=== Input records ===

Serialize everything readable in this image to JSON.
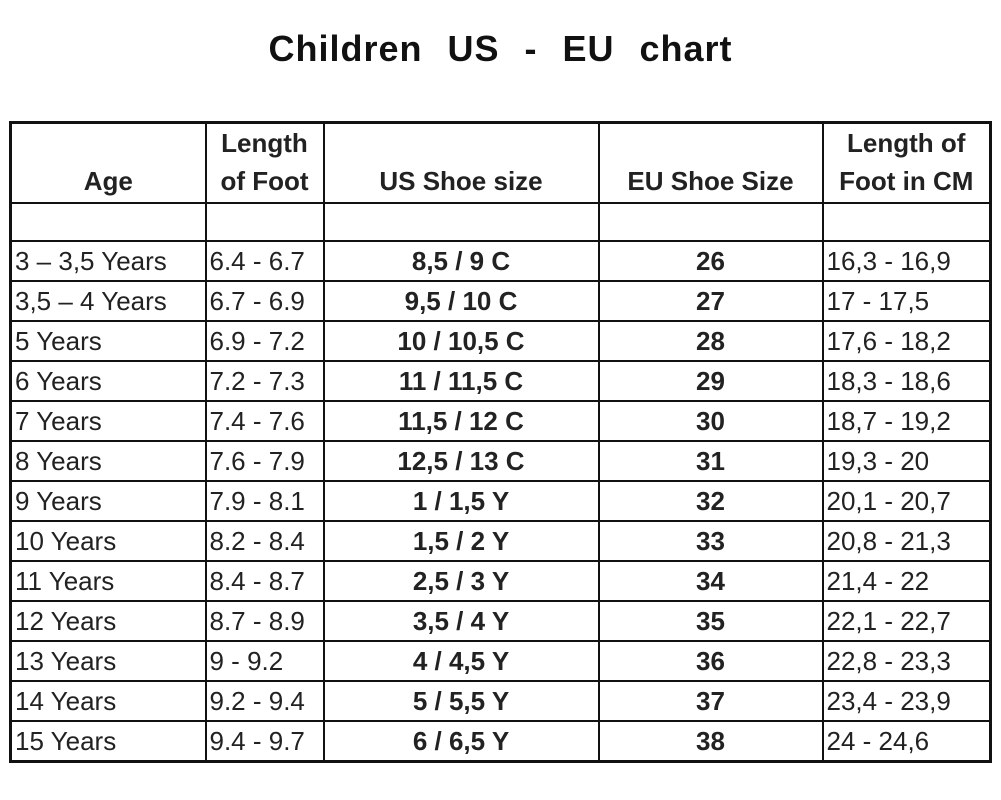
{
  "title": "Children US - EU chart",
  "table": {
    "headers": [
      "Age",
      "Length of Foot",
      "US Shoe size",
      "EU Shoe Size",
      "Length of Foot in CM"
    ],
    "rows": [
      [
        "3 – 3,5 Years",
        "6.4 - 6.7",
        "8,5 / 9 C",
        "26",
        "16,3 - 16,9"
      ],
      [
        "3,5 – 4 Years",
        "6.7 - 6.9",
        "9,5 / 10 C",
        "27",
        "17 - 17,5"
      ],
      [
        "5 Years",
        "6.9 - 7.2",
        "10 / 10,5 C",
        "28",
        "17,6 - 18,2"
      ],
      [
        "6 Years",
        "7.2 - 7.3",
        "11 / 11,5 C",
        "29",
        "18,3 - 18,6"
      ],
      [
        "7 Years",
        "7.4 - 7.6",
        "11,5 / 12 C",
        "30",
        "18,7 - 19,2"
      ],
      [
        "8 Years",
        "7.6 - 7.9",
        "12,5 / 13 C",
        "31",
        "19,3 - 20"
      ],
      [
        "9 Years",
        "7.9 - 8.1",
        "1 / 1,5 Y",
        "32",
        "20,1 - 20,7"
      ],
      [
        "10 Years",
        "8.2 - 8.4",
        "1,5 / 2 Y",
        "33",
        "20,8 - 21,3"
      ],
      [
        "11 Years",
        "8.4 - 8.7",
        "2,5 / 3 Y",
        "34",
        "21,4 - 22"
      ],
      [
        "12 Years",
        "8.7 - 8.9",
        "3,5 / 4 Y",
        "35",
        "22,1 - 22,7"
      ],
      [
        "13 Years",
        "9 - 9.2",
        "4 / 4,5 Y",
        "36",
        "22,8 - 23,3"
      ],
      [
        "14 Years",
        "9.2 - 9.4",
        "5 / 5,5 Y",
        "37",
        "23,4 - 23,9"
      ],
      [
        "15 Years",
        "9.4 - 9.7",
        "6 / 6,5 Y",
        "38",
        "24 - 24,6"
      ]
    ]
  }
}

===

Without including any pictures, print each record exactly.

▶ **Expected answer**:
Serialize everything readable in this image to JSON.
{
  "title": "Children US - EU chart",
  "table": {
    "headers": [
      "Age",
      "Length of Foot",
      "US Shoe size",
      "EU Shoe Size",
      "Length of Foot in CM"
    ],
    "rows": [
      [
        "3 – 3,5 Years",
        "6.4 - 6.7",
        "8,5 / 9 C",
        "26",
        "16,3 - 16,9"
      ],
      [
        "3,5 – 4 Years",
        "6.7 - 6.9",
        "9,5 / 10 C",
        "27",
        "17 - 17,5"
      ],
      [
        "5 Years",
        "6.9 - 7.2",
        "10 / 10,5 C",
        "28",
        "17,6 - 18,2"
      ],
      [
        "6 Years",
        "7.2 - 7.3",
        "11 / 11,5 C",
        "29",
        "18,3 - 18,6"
      ],
      [
        "7 Years",
        "7.4 - 7.6",
        "11,5 / 12 C",
        "30",
        "18,7 - 19,2"
      ],
      [
        "8 Years",
        "7.6 - 7.9",
        "12,5 / 13 C",
        "31",
        "19,3 - 20"
      ],
      [
        "9 Years",
        "7.9 - 8.1",
        "1 / 1,5 Y",
        "32",
        "20,1 - 20,7"
      ],
      [
        "10 Years",
        "8.2 - 8.4",
        "1,5 / 2 Y",
        "33",
        "20,8 - 21,3"
      ],
      [
        "11 Years",
        "8.4 - 8.7",
        "2,5 / 3 Y",
        "34",
        "21,4 - 22"
      ],
      [
        "12 Years",
        "8.7 - 8.9",
        "3,5 / 4 Y",
        "35",
        "22,1 - 22,7"
      ],
      [
        "13 Years",
        "9 - 9.2",
        "4 / 4,5 Y",
        "36",
        "22,8 - 23,3"
      ],
      [
        "14 Years",
        "9.2 - 9.4",
        "5 / 5,5 Y",
        "37",
        "23,4 - 23,9"
      ],
      [
        "15 Years",
        "9.4 - 9.7",
        "6 / 6,5 Y",
        "38",
        "24 - 24,6"
      ]
    ]
  }
}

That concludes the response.